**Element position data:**
^^^^^^^^
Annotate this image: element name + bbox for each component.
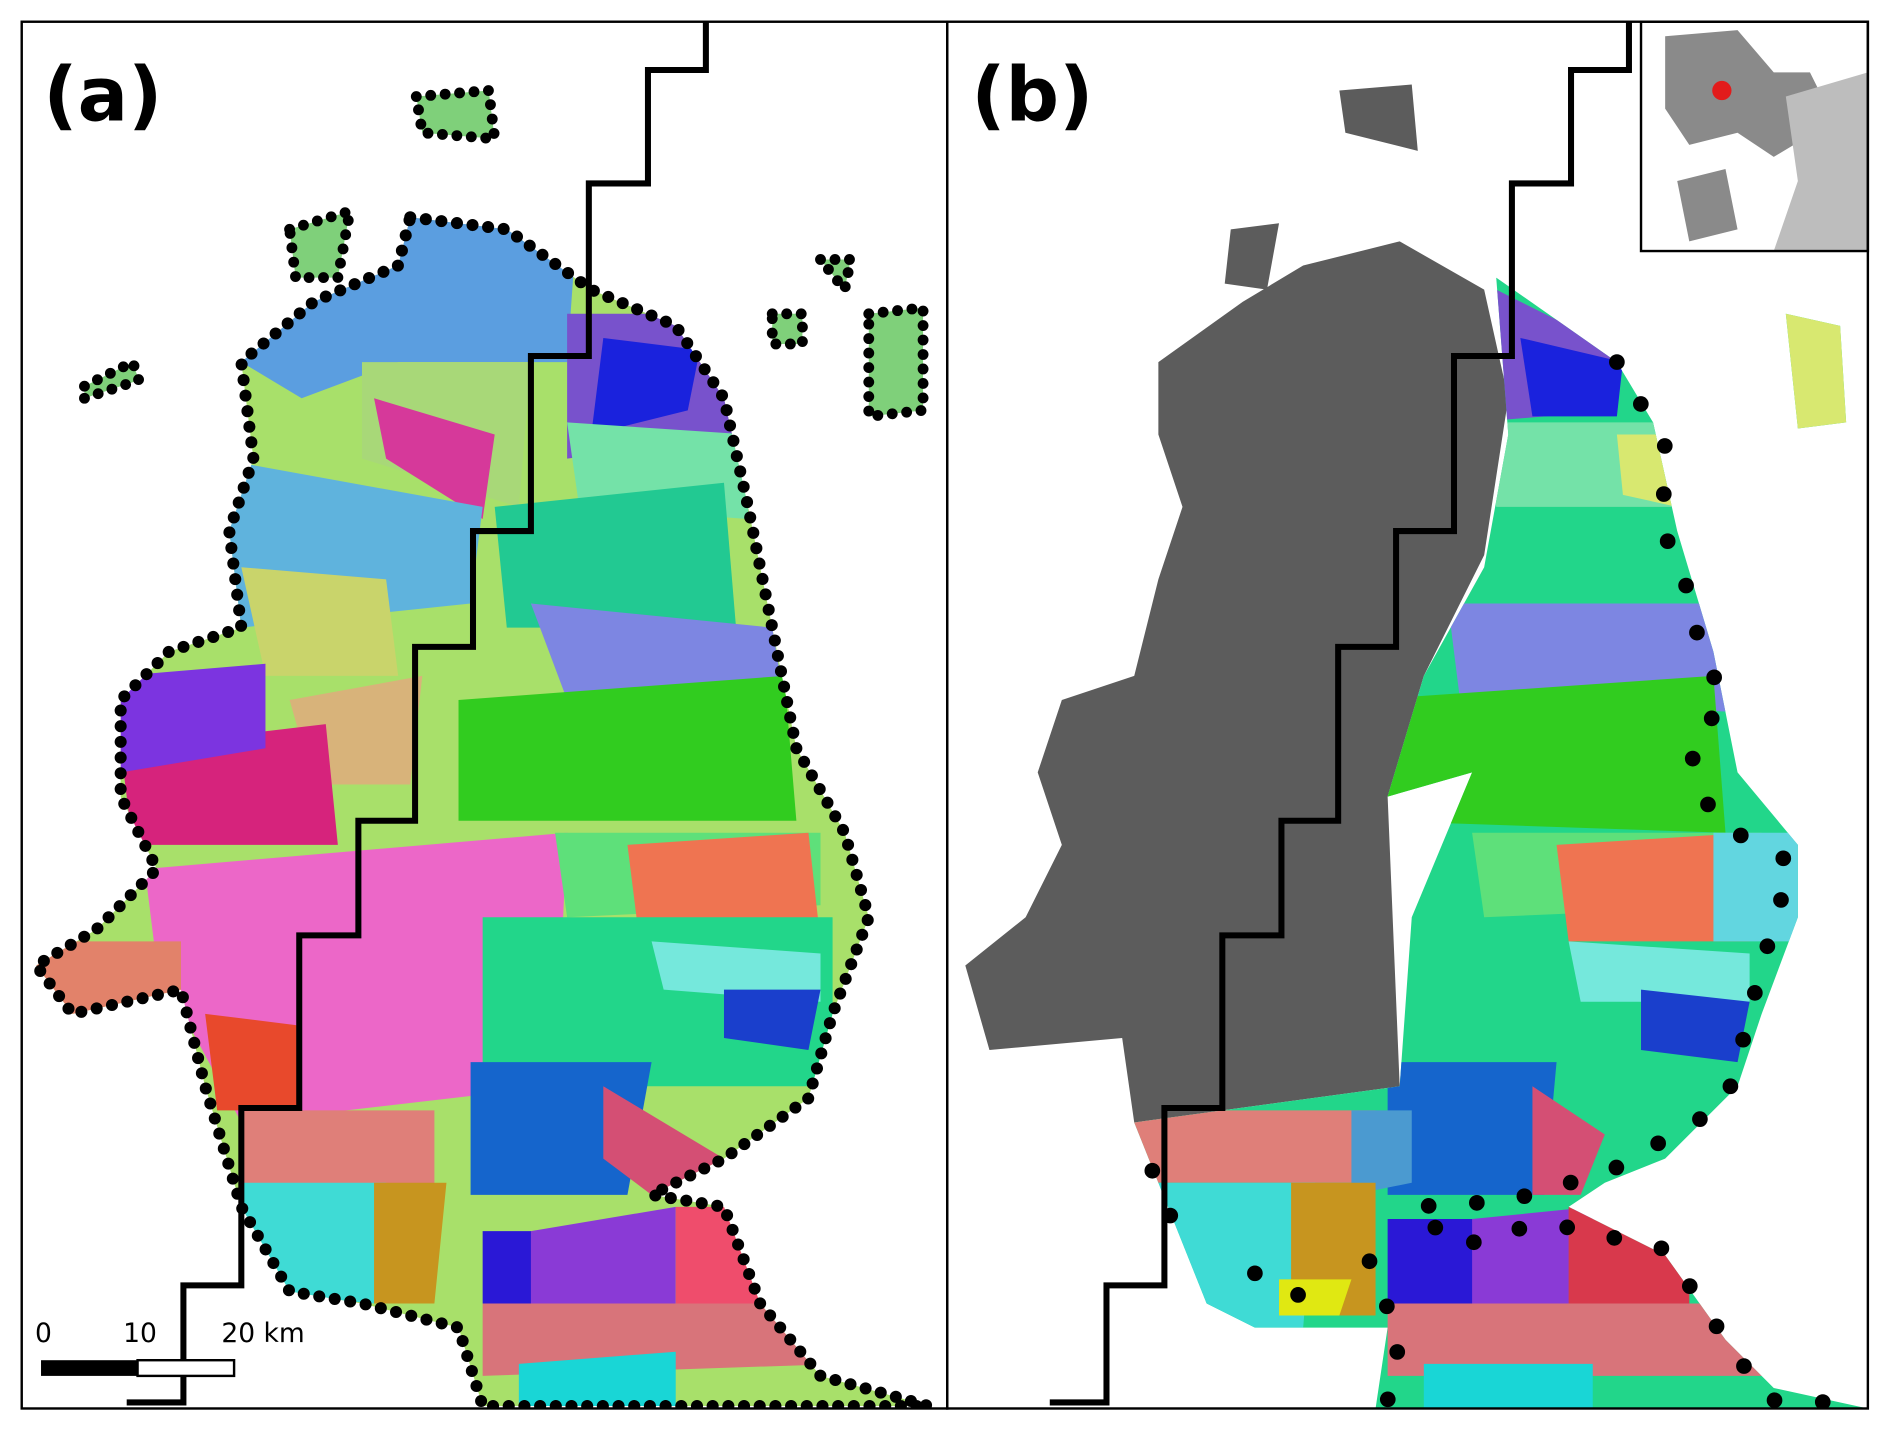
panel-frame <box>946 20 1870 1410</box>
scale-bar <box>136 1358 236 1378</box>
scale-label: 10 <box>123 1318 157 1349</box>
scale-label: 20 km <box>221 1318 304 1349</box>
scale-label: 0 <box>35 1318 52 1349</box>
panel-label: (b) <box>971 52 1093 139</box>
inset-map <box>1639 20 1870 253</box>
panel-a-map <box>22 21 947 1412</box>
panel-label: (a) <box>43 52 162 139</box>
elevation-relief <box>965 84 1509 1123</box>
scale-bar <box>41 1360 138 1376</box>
^^^^^^^^
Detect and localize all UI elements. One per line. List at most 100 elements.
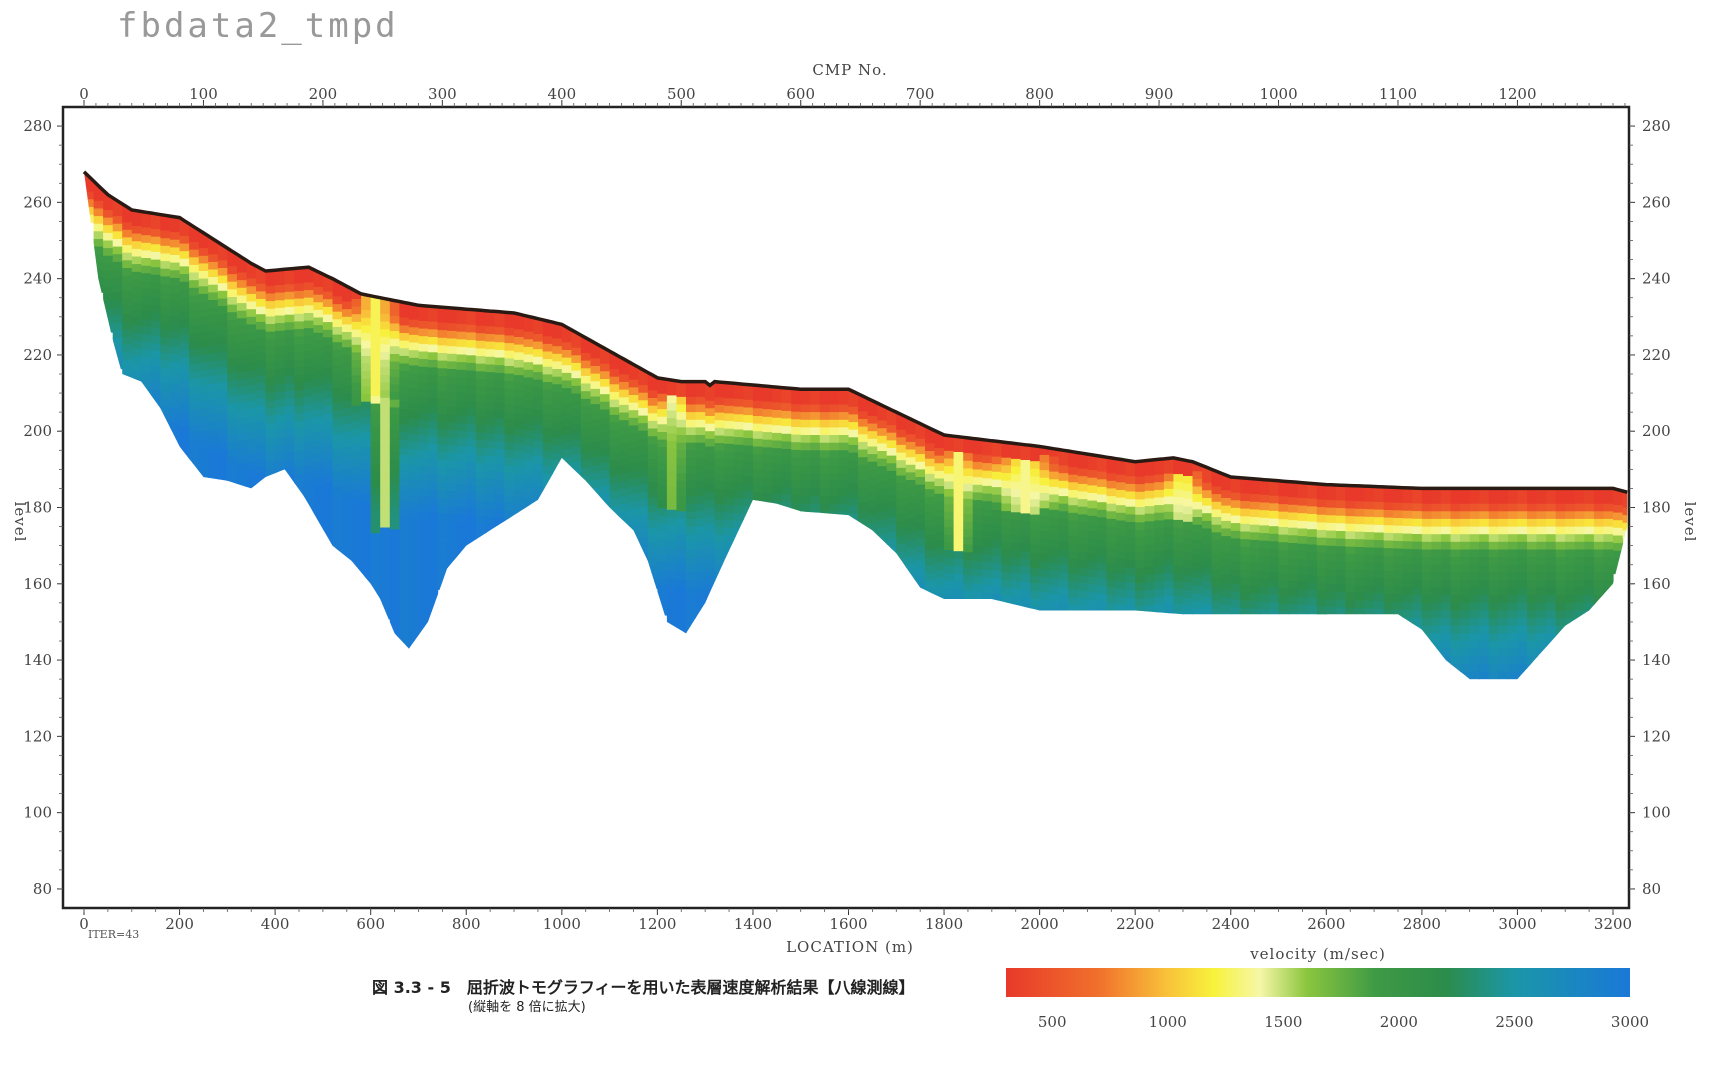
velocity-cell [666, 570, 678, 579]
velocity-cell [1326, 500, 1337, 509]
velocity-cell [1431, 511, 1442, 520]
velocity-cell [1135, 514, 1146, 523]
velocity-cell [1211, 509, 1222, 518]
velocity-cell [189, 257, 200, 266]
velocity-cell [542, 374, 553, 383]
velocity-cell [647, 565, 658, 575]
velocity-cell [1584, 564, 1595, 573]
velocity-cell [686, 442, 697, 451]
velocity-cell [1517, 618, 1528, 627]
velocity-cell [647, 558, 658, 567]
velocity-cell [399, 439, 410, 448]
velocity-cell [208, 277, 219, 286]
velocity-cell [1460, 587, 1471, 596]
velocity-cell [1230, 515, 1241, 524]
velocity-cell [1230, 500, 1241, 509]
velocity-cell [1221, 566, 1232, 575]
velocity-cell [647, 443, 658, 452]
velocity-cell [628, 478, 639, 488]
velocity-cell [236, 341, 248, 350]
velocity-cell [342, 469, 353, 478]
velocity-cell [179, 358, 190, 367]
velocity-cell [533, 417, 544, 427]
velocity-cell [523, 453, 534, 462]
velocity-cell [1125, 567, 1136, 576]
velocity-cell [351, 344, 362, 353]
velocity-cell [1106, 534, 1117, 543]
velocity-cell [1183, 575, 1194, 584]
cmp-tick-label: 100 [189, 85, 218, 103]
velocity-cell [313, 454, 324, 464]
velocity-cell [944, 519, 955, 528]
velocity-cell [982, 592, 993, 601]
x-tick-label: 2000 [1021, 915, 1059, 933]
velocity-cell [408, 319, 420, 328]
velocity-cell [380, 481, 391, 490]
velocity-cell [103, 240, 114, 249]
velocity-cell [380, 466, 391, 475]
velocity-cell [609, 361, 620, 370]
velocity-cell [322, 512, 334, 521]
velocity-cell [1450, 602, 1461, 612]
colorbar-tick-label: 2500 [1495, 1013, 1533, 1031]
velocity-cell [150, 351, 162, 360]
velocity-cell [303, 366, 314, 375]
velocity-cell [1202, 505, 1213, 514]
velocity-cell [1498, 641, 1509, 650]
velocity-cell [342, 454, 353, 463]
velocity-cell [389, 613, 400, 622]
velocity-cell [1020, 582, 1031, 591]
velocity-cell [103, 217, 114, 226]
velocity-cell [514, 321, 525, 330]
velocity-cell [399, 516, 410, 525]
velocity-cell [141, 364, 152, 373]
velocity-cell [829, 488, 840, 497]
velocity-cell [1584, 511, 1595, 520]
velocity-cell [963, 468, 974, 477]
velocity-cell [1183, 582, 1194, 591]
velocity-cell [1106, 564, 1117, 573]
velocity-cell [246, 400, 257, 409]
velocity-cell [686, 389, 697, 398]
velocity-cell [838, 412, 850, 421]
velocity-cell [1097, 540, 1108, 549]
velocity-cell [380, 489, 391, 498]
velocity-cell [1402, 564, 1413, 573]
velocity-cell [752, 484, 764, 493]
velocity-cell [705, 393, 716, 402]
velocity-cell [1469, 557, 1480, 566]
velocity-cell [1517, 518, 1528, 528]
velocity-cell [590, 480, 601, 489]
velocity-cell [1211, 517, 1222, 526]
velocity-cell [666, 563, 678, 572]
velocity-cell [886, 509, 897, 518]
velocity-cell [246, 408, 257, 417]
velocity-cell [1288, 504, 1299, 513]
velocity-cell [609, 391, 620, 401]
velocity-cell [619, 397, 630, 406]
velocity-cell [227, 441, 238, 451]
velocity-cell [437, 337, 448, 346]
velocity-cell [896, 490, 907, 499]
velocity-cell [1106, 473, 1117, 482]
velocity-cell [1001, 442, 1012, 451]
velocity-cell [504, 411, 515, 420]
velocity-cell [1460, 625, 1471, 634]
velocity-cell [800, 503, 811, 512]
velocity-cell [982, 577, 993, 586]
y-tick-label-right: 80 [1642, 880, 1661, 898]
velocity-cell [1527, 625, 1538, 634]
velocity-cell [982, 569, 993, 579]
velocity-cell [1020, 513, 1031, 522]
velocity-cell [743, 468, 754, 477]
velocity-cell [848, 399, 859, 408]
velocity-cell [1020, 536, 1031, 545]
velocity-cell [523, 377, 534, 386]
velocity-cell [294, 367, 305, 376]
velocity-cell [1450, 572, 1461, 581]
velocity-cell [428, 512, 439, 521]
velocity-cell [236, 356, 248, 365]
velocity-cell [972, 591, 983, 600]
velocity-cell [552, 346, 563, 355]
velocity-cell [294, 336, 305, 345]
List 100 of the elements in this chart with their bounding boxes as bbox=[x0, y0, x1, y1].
^^^^^^^^
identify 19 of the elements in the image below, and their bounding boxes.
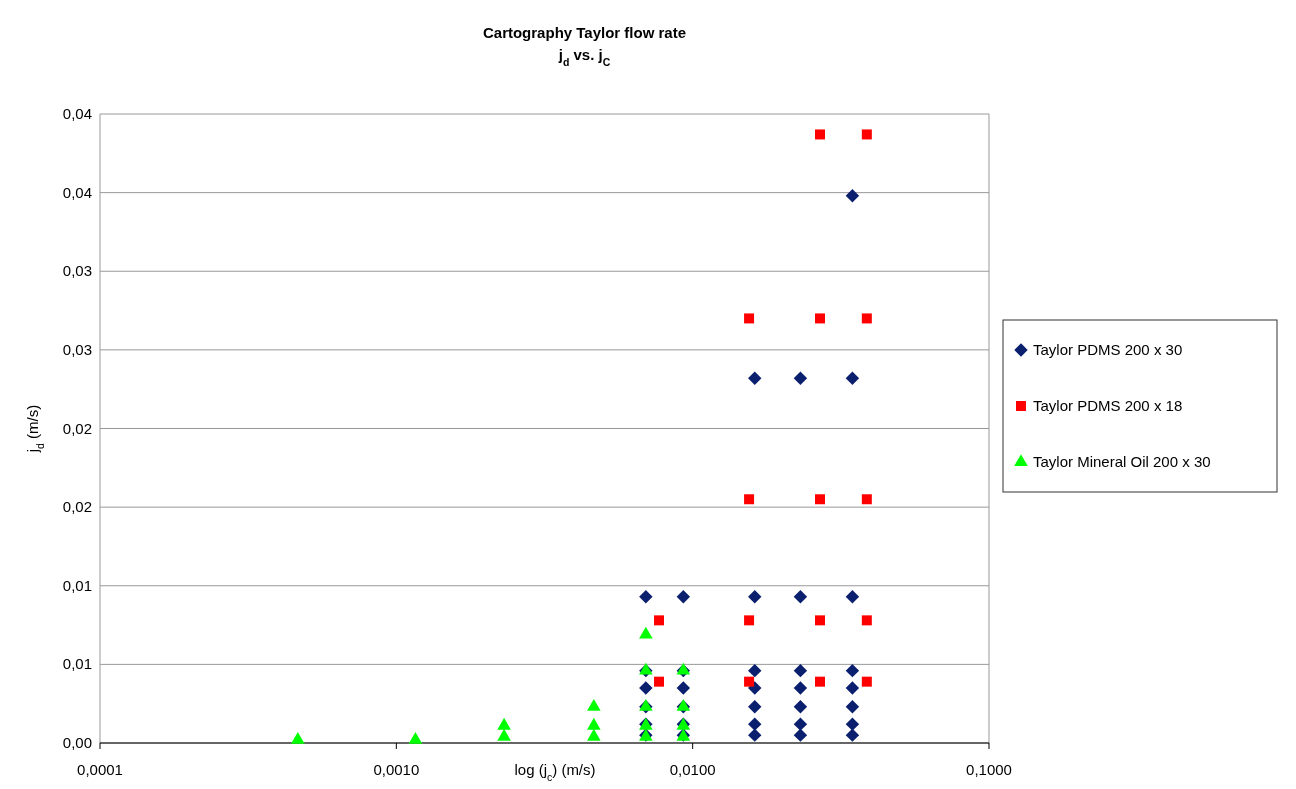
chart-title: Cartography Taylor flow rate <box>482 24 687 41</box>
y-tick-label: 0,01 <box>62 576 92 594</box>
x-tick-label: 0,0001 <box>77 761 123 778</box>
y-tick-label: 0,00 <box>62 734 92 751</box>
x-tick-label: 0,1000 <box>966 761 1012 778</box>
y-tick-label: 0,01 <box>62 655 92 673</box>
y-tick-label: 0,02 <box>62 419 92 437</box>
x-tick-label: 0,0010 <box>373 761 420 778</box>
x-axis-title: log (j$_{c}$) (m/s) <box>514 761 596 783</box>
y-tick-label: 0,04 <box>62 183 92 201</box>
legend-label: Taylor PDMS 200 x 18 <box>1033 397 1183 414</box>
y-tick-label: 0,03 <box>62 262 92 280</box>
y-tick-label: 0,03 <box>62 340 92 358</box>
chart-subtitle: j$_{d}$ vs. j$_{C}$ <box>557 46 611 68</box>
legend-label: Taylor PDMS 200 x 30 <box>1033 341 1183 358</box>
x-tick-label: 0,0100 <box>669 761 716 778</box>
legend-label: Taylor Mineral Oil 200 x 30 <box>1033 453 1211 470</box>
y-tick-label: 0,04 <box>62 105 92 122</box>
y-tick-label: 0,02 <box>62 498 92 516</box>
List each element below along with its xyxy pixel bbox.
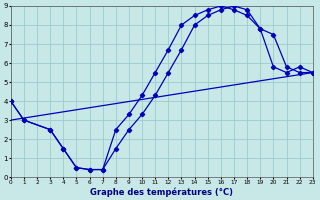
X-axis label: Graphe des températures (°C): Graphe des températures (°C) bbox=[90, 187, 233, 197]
^^^^^^^^
**AIM:** Reproduce the items between the line containing "identify 19 of" and the line containing "List each element", inclusive, substituting "legend-entry" for "legend-label" and leaving all else unchanged. Omit the pictures from the answer.

**SOLUTION BELOW:**
identify 19 of the elements in the image below, and their bounding boxes.
chart-title: Cartography Taylor flow rate <box>482 24 687 41</box>
y-tick-label: 0,01 <box>62 576 92 594</box>
x-tick-label: 0,0001 <box>77 761 123 778</box>
y-tick-label: 0,00 <box>62 734 92 751</box>
x-tick-label: 0,1000 <box>966 761 1012 778</box>
y-tick-label: 0,01 <box>62 655 92 673</box>
y-tick-label: 0,02 <box>62 419 92 437</box>
x-tick-label: 0,0010 <box>373 761 420 778</box>
x-axis-title: log (j$_{c}$) (m/s) <box>514 761 596 783</box>
y-tick-label: 0,04 <box>62 183 92 201</box>
legend-entry: Taylor PDMS 200 x 18 <box>1033 397 1183 414</box>
y-tick-label: 0,03 <box>62 262 92 280</box>
y-tick-label: 0,03 <box>62 340 92 358</box>
chart-subtitle: j$_{d}$ vs. j$_{C}$ <box>557 46 611 68</box>
legend-entry: Taylor PDMS 200 x 30 <box>1033 341 1183 358</box>
x-tick-label: 0,0100 <box>669 761 716 778</box>
legend-entry: Taylor Mineral Oil 200 x 30 <box>1033 453 1211 470</box>
y-tick-label: 0,04 <box>62 105 92 122</box>
y-tick-label: 0,02 <box>62 498 92 516</box>
List each element below along with its xyxy pixel bbox.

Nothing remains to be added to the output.